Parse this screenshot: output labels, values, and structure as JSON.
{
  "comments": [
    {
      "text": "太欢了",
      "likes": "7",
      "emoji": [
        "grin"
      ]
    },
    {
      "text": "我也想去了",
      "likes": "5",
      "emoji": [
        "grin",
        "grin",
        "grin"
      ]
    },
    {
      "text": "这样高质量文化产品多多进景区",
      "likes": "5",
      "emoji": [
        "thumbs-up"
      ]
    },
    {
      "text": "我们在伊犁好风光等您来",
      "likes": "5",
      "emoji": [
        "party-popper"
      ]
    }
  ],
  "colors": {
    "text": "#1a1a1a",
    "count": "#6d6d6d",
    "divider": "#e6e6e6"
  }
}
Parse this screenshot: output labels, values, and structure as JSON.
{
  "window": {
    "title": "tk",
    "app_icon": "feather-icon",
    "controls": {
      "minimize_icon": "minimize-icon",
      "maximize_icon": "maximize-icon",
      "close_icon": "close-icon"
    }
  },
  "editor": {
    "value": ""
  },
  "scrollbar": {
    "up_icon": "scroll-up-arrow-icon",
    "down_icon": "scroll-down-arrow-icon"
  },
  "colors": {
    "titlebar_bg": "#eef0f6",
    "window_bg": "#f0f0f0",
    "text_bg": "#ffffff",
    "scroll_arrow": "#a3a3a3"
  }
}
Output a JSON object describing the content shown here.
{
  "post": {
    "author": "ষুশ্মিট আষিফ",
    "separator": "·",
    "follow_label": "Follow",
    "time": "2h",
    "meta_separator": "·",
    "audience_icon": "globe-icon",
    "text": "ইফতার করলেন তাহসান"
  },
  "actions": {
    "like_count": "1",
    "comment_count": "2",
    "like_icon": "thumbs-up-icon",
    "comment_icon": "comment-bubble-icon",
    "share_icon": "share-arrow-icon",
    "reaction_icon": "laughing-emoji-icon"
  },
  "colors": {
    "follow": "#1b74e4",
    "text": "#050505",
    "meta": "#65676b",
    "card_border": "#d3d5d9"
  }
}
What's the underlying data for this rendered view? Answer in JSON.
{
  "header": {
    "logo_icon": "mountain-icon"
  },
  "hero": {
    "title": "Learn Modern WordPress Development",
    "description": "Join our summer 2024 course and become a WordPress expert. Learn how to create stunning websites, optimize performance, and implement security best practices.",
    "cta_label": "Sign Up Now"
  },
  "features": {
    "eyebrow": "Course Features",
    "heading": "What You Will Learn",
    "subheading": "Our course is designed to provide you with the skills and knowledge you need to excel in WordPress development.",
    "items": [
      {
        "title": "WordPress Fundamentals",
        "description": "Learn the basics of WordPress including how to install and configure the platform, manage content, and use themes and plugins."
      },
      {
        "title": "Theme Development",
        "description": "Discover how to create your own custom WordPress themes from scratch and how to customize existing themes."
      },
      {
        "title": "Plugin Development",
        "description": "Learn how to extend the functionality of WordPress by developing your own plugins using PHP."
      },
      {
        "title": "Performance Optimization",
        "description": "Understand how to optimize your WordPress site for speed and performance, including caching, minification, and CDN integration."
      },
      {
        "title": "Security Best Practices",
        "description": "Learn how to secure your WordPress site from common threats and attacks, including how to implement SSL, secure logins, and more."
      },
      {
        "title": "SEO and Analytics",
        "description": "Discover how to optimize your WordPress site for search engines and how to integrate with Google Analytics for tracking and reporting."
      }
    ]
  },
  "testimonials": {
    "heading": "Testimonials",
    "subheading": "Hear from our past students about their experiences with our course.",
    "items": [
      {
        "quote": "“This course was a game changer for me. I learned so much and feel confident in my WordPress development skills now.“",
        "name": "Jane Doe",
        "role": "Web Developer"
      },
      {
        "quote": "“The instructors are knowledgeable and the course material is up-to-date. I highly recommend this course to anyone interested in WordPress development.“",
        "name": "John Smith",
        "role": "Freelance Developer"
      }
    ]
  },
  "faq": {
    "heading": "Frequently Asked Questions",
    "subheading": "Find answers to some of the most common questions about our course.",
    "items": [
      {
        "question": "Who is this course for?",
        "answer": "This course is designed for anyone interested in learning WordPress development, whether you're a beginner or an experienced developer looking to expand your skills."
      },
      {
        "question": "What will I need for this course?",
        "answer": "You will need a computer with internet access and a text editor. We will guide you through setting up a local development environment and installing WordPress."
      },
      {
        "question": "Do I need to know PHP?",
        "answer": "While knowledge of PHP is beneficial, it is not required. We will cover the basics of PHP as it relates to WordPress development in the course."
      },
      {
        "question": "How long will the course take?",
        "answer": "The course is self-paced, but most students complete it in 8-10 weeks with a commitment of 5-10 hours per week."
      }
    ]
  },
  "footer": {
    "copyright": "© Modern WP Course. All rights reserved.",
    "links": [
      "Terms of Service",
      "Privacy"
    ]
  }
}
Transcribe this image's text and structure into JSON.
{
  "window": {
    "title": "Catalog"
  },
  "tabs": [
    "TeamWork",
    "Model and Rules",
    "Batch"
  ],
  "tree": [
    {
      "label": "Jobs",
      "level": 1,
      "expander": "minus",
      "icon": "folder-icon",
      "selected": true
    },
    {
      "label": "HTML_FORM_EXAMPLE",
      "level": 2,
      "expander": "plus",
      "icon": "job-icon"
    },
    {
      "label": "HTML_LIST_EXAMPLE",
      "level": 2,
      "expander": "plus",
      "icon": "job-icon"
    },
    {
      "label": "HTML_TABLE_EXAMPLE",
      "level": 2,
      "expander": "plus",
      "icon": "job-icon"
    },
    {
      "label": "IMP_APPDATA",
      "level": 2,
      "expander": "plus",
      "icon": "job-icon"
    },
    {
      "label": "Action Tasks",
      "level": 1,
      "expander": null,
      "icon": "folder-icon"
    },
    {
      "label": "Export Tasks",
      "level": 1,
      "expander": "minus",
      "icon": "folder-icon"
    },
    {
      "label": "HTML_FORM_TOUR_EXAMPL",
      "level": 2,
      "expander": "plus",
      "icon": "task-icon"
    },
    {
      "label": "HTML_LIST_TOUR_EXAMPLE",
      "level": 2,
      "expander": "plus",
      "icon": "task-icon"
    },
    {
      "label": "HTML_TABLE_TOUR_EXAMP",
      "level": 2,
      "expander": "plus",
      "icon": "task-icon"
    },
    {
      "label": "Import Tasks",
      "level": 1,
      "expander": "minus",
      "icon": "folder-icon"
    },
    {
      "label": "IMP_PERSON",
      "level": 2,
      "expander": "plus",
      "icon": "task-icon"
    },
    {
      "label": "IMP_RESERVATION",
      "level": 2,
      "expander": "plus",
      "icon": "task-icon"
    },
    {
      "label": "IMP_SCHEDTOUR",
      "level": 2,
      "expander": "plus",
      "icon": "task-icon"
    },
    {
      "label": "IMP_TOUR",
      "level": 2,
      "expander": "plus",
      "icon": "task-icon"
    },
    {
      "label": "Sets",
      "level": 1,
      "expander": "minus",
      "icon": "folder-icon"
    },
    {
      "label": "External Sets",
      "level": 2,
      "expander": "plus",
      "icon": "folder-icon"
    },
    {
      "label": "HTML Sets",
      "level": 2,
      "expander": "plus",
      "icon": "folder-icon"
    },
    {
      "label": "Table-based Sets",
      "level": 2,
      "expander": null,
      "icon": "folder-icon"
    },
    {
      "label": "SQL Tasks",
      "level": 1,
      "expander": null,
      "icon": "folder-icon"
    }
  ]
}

Instructions for the task:
Using the data above, output each line exactly.

Task solution:
Parse this screenshot: output labels, values, and structure as JSON.
{
  "comments": [
    {
      "text": "太欢了",
      "likes": "7",
      "emoji": [
        "grin"
      ]
    },
    {
      "text": "我也想去了",
      "likes": "5",
      "emoji": [
        "grin",
        "grin",
        "grin"
      ]
    },
    {
      "text": "这样高质量文化产品多多进景区",
      "likes": "5",
      "emoji": [
        "thumbs-up"
      ]
    },
    {
      "text": "我们在伊犁好风光等您来",
      "likes": "5",
      "emoji": [
        "party-popper"
      ]
    }
  ],
  "colors": {
    "text": "#1a1a1a",
    "count": "#6d6d6d",
    "divider": "#e6e6e6"
  }
}
Parse this screenshot: output labels, values, and structure as JSON.
{
  "window": {
    "title": "tk",
    "app_icon": "feather-icon",
    "controls": {
      "minimize_icon": "minimize-icon",
      "maximize_icon": "maximize-icon",
      "close_icon": "close-icon"
    }
  },
  "editor": {
    "value": ""
  },
  "scrollbar": {
    "up_icon": "scroll-up-arrow-icon",
    "down_icon": "scroll-down-arrow-icon"
  },
  "colors": {
    "titlebar_bg": "#eef0f6",
    "window_bg": "#f0f0f0",
    "text_bg": "#ffffff",
    "scroll_arrow": "#a3a3a3"
  }
}
Output a JSON object describing the content shown here.
{
  "post": {
    "author": "ষুশ্মিট আষিফ",
    "separator": "·",
    "follow_label": "Follow",
    "time": "2h",
    "meta_separator": "·",
    "audience_icon": "globe-icon",
    "text": "ইফতার করলেন তাহসান"
  },
  "actions": {
    "like_count": "1",
    "comment_count": "2",
    "like_icon": "thumbs-up-icon",
    "comment_icon": "comment-bubble-icon",
    "share_icon": "share-arrow-icon",
    "reaction_icon": "laughing-emoji-icon"
  },
  "colors": {
    "follow": "#1b74e4",
    "text": "#050505",
    "meta": "#65676b",
    "card_border": "#d3d5d9"
  }
}
What's the underlying data for this rendered view? Answer in JSON.
{
  "header": {
    "logo_icon": "mountain-icon"
  },
  "hero": {
    "title": "Learn Modern WordPress Development",
    "description": "Join our summer 2024 course and become a WordPress expert. Learn how to create stunning websites, optimize performance, and implement security best practices.",
    "cta_label": "Sign Up Now"
  },
  "features": {
    "eyebrow": "Course Features",
    "heading": "What You Will Learn",
    "subheading": "Our course is designed to provide you with the skills and knowledge you need to excel in WordPress development.",
    "items": [
      {
        "title": "WordPress Fundamentals",
        "description": "Learn the basics of WordPress including how to install and configure the platform, manage content, and use themes and plugins."
      },
      {
        "title": "Theme Development",
        "description": "Discover how to create your own custom WordPress themes from scratch and how to customize existing themes."
      },
      {
        "title": "Plugin Development",
        "description": "Learn how to extend the functionality of WordPress by developing your own plugins using PHP."
      },
      {
        "title": "Performance Optimization",
        "description": "Understand how to optimize your WordPress site for speed and performance, including caching, minification, and CDN integration."
      },
      {
        "title": "Security Best Practices",
        "description": "Learn how to secure your WordPress site from common threats and attacks, including how to implement SSL, secure logins, and more."
      },
      {
        "title": "SEO and Analytics",
        "description": "Discover how to optimize your WordPress site for search engines and how to integrate with Google Analytics for tracking and reporting."
      }
    ]
  },
  "testimonials": {
    "heading": "Testimonials",
    "subheading": "Hear from our past students about their experiences with our course.",
    "items": [
      {
        "quote": "“This course was a game changer for me. I learned so much and feel confident in my WordPress development skills now.“",
        "name": "Jane Doe",
        "role": "Web Developer"
      },
      {
        "quote": "“The instructors are knowledgeable and the course material is up-to-date. I highly recommend this course to anyone interested in WordPress development.“",
        "name": "John Smith",
        "role": "Freelance Developer"
      }
    ]
  },
  "faq": {
    "heading": "Frequently Asked Questions",
    "subheading": "Find answers to some of the most common questions about our course.",
    "items": [
      {
        "question": "Who is this course for?",
        "answer": "This course is designed for anyone interested in learning WordPress development, whether you're a beginner or an experienced developer looking to expand your skills."
      },
      {
        "question": "What will I need for this course?",
        "answer": "You will need a computer with internet access and a text editor. We will guide you through setting up a local development environment and installing WordPress."
      },
      {
        "question": "Do I need to know PHP?",
        "answer": "While knowledge of PHP is beneficial, it is not required. We will cover the basics of PHP as it relates to WordPress development in the course."
      },
      {
        "question": "How long will the course take?",
        "answer": "The course is self-paced, but most students complete it in 8-10 weeks with a commitment of 5-10 hours per week."
      }
    ]
  },
  "footer": {
    "copyright": "© Modern WP Course. All rights reserved.",
    "links": [
      "Terms of Service",
      "Privacy"
    ]
  }
}
Transcribe this image's text and structure into JSON.
{
  "window": {
    "title": "Catalog"
  },
  "tabs": [
    "TeamWork",
    "Model and Rules",
    "Batch"
  ],
  "tree": [
    {
      "label": "Jobs",
      "level": 1,
      "expander": "minus",
      "icon": "folder-icon",
      "selected": true
    },
    {
      "label": "HTML_FORM_EXAMPLE",
      "level": 2,
      "expander": "plus",
      "icon": "job-icon"
    },
    {
      "label": "HTML_LIST_EXAMPLE",
      "level": 2,
      "expander": "plus",
      "icon": "job-icon"
    },
    {
      "label": "HTML_TABLE_EXAMPLE",
      "level": 2,
      "expander": "plus",
      "icon": "job-icon"
    },
    {
      "label": "IMP_APPDATA",
      "level": 2,
      "expander": "plus",
      "icon": "job-icon"
    },
    {
      "label": "Action Tasks",
      "level": 1,
      "expander": null,
      "icon": "folder-icon"
    },
    {
      "label": "Export Tasks",
      "level": 1,
      "expander": "minus",
      "icon": "folder-icon"
    },
    {
      "label": "HTML_FORM_TOUR_EXAMPL",
      "level": 2,
      "expander": "plus",
      "icon": "task-icon"
    },
    {
      "label": "HTML_LIST_TOUR_EXAMPLE",
      "level": 2,
      "expander": "plus",
      "icon": "task-icon"
    },
    {
      "label": "HTML_TABLE_TOUR_EXAMP",
      "level": 2,
      "expander": "plus",
      "icon": "task-icon"
    },
    {
      "label": "Import Tasks",
      "level": 1,
      "expander": "minus",
      "icon": "folder-icon"
    },
    {
      "label": "IMP_PERSON",
      "level": 2,
      "expander": "plus",
      "icon": "task-icon"
    },
    {
      "label": "IMP_RESERVATION",
      "level": 2,
      "expander": "plus",
      "icon": "task-icon"
    },
    {
      "label": "IMP_SCHEDTOUR",
      "level": 2,
      "expander": "plus",
      "icon": "task-icon"
    },
    {
      "label": "IMP_TOUR",
      "level": 2,
      "expander": "plus",
      "icon": "task-icon"
    },
    {
      "label": "Sets",
      "level": 1,
      "expander": "minus",
      "icon": "folder-icon"
    },
    {
      "label": "External Sets",
      "level": 2,
      "expander": "plus",
      "icon": "folder-icon"
    },
    {
      "label": "HTML Sets",
      "level": 2,
      "expander": "plus",
      "icon": "folder-icon"
    },
    {
      "label": "Table-based Sets",
      "level": 2,
      "expander": null,
      "icon": "folder-icon"
    },
    {
      "label": "SQL Tasks",
      "level": 1,
      "expander": null,
      "icon": "folder-icon"
    }
  ]
}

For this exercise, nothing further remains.